* TASK
Filter the data for lines with the word "JSON", then copy every line so identified.

(Saved entries)
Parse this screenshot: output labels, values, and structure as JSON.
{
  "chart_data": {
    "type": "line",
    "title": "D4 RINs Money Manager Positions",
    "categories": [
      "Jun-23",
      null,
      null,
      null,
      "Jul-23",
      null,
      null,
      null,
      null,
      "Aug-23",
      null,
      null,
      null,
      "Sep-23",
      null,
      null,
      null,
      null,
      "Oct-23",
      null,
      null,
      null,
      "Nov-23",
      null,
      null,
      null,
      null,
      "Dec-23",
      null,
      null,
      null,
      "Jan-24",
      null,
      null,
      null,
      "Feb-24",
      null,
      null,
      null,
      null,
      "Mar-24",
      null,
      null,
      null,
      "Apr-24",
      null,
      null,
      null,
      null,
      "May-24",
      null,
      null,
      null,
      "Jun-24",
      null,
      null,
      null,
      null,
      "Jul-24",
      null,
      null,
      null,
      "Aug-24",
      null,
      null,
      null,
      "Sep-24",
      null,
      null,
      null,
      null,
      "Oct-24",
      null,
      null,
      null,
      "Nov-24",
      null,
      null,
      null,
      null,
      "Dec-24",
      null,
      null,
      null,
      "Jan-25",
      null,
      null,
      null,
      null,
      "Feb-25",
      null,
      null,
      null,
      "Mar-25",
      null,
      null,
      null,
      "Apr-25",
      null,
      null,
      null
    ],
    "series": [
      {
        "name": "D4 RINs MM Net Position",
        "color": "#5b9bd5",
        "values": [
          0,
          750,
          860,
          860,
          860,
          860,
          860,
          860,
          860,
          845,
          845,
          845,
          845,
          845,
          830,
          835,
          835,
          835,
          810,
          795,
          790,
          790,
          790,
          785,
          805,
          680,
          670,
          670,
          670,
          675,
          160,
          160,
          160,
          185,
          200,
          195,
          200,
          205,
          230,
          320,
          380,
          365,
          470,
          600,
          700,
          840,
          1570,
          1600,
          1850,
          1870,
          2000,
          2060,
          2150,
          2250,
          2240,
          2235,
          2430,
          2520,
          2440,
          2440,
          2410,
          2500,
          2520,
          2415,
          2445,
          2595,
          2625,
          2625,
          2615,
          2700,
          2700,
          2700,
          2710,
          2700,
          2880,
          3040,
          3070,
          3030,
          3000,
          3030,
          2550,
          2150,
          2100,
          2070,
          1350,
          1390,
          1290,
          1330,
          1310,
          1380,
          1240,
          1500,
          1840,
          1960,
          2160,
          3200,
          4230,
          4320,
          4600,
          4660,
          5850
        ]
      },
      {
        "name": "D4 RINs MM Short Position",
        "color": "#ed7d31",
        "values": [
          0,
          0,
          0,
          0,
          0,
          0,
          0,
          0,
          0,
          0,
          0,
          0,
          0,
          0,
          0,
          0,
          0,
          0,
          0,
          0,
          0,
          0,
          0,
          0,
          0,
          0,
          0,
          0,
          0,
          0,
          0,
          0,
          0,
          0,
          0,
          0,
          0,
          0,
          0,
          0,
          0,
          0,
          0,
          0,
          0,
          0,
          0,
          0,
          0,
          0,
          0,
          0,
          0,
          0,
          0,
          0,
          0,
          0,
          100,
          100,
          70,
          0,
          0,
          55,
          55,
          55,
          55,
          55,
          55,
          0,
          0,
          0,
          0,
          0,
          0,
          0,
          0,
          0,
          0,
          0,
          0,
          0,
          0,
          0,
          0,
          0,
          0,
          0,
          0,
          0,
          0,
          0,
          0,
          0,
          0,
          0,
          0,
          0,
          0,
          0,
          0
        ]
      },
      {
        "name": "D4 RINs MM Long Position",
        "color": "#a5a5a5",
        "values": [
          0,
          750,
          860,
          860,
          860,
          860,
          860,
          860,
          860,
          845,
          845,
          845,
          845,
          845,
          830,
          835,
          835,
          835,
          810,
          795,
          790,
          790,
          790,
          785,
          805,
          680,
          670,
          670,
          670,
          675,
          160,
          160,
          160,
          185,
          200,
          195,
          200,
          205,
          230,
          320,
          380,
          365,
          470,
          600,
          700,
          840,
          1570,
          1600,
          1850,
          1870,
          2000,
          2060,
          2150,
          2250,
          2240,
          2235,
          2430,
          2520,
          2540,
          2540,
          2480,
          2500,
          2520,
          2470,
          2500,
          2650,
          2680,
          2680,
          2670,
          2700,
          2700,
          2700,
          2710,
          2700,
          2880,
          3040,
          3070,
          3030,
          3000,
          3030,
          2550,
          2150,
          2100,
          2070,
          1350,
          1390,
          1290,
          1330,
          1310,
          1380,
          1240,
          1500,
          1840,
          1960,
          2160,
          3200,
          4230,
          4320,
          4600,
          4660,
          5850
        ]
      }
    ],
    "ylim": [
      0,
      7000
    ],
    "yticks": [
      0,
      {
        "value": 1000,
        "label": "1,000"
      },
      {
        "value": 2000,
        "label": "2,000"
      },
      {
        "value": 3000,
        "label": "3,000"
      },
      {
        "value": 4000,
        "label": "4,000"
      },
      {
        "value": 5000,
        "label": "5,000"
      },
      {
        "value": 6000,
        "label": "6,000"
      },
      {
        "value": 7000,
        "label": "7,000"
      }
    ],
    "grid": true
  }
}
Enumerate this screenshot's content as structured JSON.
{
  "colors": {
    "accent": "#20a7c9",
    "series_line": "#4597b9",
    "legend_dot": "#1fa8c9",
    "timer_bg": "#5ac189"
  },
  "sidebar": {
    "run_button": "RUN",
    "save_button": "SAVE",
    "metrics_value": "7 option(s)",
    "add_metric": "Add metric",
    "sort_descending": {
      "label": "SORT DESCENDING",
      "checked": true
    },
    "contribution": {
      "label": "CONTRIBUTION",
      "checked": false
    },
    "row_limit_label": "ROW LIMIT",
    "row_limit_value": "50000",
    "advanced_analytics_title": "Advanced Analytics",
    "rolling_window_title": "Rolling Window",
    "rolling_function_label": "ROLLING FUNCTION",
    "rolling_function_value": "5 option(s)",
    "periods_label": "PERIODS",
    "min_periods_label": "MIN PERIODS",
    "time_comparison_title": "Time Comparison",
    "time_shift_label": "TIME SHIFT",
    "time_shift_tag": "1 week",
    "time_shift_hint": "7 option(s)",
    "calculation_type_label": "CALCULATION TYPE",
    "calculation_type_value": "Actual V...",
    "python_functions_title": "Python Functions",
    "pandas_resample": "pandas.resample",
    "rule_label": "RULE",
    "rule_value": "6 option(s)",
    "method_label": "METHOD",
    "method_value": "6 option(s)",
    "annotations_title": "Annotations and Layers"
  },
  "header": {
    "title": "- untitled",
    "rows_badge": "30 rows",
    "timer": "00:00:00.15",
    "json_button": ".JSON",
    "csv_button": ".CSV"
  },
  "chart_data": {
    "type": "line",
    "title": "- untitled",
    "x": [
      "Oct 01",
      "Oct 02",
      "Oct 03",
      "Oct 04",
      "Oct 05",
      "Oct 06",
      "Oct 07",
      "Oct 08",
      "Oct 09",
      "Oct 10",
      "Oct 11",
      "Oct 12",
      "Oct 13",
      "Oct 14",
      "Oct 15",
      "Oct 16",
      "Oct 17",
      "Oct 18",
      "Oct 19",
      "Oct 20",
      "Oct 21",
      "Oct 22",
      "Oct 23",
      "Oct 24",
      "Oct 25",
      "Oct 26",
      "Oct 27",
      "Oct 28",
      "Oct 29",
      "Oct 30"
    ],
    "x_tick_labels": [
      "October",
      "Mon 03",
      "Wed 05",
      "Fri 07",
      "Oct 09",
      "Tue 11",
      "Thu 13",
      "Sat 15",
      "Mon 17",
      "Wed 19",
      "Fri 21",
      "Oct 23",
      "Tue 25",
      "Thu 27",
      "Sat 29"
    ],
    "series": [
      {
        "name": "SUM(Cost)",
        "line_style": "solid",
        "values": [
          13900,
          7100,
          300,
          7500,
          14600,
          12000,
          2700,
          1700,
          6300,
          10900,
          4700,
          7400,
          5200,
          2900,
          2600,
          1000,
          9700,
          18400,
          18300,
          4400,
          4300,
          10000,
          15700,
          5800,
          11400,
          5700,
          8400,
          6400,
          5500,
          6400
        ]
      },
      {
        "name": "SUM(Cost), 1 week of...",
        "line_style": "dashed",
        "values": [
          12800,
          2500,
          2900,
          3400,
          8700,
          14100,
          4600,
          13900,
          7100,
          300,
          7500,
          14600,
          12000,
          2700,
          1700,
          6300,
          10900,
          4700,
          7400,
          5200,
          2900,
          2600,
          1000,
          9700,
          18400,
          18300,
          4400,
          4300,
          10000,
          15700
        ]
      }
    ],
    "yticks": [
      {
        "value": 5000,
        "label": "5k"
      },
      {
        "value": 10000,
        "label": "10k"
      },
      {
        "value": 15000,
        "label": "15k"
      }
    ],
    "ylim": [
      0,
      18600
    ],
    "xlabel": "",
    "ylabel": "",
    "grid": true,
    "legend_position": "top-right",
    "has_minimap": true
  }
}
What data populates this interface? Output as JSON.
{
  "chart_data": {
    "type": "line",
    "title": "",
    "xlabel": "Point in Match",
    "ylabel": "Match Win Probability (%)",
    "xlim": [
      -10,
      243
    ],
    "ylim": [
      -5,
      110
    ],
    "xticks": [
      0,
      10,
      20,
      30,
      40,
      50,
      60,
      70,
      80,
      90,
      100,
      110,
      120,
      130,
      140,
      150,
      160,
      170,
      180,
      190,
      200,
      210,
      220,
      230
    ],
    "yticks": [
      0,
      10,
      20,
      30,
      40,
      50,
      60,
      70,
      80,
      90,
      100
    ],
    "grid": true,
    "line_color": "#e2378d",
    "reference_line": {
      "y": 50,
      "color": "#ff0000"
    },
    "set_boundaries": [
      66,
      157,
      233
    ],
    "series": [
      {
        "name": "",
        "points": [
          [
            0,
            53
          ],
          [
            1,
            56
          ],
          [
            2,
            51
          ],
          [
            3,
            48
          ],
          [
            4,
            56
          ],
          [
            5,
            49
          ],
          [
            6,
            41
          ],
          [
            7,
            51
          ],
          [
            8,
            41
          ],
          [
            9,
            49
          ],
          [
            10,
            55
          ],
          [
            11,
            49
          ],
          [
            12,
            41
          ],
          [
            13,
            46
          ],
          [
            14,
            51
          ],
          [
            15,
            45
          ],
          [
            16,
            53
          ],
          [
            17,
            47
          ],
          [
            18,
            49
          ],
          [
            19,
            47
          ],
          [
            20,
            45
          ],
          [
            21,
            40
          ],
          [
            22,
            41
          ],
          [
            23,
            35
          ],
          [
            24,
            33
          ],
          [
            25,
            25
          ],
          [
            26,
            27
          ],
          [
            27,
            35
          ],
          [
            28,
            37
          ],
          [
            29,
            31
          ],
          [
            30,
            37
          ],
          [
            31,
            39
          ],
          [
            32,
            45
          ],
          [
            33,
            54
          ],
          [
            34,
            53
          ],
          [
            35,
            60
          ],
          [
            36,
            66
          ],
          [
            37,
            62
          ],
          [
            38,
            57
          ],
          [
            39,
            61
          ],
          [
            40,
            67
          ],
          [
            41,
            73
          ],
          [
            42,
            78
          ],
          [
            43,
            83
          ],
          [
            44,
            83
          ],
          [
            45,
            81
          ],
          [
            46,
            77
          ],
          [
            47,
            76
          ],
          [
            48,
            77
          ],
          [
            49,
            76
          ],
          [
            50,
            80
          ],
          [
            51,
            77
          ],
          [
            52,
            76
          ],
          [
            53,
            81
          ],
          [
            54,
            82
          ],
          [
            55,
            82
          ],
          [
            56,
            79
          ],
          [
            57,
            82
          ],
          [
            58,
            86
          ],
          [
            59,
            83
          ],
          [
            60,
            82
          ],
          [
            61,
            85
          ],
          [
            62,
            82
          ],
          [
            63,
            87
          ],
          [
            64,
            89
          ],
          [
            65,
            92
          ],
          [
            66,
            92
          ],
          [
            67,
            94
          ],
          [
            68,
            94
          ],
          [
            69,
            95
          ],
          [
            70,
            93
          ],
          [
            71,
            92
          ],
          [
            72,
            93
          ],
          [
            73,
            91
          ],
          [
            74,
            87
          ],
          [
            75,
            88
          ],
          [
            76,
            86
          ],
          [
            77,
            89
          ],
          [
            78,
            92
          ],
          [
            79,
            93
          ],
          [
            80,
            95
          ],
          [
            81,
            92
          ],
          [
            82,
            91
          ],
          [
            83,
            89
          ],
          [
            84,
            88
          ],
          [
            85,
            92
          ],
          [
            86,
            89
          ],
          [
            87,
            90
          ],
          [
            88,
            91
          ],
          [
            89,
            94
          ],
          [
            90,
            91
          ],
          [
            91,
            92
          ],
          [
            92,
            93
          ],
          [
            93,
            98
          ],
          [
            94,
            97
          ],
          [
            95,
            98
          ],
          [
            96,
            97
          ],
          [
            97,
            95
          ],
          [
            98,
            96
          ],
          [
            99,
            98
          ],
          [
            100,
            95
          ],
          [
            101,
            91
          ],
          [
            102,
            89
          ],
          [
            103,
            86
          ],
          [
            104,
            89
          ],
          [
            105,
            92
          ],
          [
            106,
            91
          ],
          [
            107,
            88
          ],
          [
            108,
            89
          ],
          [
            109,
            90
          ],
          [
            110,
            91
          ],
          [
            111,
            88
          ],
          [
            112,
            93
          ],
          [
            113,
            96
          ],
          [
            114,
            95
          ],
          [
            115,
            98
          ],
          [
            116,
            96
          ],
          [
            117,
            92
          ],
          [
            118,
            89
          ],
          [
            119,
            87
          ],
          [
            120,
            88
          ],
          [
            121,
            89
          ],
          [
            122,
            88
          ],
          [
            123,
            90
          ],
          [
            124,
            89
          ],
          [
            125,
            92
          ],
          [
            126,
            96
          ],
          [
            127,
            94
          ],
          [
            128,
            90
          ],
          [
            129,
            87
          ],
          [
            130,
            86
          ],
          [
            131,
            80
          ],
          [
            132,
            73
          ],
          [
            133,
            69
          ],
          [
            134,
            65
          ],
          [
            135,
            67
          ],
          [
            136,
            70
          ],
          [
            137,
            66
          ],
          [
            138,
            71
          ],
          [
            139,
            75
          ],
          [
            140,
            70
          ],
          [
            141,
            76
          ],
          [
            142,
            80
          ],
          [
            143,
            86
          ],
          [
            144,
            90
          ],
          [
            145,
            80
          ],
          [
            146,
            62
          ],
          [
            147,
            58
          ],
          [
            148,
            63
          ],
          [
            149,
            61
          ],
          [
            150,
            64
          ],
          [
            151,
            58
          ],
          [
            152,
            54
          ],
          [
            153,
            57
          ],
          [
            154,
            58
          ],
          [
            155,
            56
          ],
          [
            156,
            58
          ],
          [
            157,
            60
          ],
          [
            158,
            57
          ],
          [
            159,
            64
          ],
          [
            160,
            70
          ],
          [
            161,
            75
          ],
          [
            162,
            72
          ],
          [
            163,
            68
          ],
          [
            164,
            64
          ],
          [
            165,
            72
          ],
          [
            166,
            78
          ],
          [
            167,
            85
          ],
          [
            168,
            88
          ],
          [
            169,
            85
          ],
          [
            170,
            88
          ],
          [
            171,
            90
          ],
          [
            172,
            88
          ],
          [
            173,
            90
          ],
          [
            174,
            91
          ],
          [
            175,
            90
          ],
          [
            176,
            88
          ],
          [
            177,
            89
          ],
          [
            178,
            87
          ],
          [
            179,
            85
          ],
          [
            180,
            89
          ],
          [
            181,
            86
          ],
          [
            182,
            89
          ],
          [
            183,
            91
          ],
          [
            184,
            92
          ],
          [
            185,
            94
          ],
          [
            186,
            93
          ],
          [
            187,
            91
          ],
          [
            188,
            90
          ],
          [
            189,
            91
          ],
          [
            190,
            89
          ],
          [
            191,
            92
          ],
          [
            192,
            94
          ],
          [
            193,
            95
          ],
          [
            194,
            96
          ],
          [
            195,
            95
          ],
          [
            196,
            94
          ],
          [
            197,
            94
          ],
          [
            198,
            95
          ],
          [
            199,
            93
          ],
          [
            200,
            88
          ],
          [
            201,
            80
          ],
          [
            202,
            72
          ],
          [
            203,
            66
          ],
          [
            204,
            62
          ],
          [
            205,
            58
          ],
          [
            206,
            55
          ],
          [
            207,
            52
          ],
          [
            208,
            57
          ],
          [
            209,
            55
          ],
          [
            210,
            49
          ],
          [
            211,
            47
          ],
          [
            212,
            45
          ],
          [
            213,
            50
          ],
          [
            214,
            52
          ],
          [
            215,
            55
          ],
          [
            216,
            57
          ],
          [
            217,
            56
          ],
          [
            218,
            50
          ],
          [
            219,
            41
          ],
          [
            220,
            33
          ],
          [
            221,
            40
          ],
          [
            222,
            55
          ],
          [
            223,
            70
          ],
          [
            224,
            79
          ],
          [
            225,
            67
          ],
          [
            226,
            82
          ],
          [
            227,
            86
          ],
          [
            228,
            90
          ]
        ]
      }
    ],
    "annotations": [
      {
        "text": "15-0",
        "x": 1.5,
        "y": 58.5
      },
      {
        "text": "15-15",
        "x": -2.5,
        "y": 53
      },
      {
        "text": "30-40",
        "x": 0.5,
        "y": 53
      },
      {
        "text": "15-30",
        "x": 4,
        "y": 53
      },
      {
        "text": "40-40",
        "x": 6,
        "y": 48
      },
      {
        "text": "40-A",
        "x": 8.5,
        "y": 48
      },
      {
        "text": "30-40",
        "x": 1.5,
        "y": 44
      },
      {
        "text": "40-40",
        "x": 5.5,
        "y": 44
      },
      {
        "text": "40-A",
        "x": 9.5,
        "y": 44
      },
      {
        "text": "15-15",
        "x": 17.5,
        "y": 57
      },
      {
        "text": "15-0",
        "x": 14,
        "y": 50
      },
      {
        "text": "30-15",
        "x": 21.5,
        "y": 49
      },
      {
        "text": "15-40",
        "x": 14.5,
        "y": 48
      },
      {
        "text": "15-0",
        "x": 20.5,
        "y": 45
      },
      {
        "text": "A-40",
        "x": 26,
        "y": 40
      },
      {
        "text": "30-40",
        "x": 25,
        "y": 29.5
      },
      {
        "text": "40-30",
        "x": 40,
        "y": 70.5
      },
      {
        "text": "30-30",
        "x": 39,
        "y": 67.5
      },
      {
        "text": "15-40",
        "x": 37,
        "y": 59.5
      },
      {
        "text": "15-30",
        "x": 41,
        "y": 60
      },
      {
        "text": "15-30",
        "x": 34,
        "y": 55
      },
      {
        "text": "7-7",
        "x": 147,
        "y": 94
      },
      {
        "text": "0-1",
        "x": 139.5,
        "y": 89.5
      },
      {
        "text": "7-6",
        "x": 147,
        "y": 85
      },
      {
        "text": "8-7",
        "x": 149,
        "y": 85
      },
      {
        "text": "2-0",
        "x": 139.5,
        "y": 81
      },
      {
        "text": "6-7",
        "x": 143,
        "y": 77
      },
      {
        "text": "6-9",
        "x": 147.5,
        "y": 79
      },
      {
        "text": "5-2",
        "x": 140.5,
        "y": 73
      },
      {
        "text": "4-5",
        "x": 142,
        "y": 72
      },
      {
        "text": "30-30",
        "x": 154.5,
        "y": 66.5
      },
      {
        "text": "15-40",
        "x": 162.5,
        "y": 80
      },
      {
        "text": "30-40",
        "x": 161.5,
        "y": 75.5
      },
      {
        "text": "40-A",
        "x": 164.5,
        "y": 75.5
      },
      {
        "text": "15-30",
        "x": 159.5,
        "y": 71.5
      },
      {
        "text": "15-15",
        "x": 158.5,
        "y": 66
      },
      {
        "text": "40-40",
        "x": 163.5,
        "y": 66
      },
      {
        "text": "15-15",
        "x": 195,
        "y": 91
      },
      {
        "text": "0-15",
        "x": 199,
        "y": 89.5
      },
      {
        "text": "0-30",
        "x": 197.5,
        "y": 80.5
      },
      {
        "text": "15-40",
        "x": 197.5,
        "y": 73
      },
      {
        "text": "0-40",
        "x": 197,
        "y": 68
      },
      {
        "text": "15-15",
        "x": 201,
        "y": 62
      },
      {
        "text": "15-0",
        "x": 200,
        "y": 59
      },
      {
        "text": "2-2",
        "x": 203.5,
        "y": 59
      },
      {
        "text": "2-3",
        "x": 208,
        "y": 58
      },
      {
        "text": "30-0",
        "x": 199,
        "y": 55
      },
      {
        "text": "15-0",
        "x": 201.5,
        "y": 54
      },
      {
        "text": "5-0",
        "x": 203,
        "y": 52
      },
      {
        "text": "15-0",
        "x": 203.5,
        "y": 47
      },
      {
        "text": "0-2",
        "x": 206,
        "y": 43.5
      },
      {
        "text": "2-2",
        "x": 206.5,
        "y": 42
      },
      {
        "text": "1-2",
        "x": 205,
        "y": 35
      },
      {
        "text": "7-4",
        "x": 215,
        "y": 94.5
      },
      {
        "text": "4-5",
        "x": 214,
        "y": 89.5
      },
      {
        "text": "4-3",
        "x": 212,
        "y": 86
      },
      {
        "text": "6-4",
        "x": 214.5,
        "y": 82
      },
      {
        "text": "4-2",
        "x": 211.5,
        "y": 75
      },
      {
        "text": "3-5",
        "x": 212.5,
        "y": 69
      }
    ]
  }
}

* REPLY
Parse this screenshot: output labels, values, and structure as JSON.
Enumerate this screenshot's content as structured JSON.
    "json_button": ".JSON",
What data populates this interface? Output as JSON.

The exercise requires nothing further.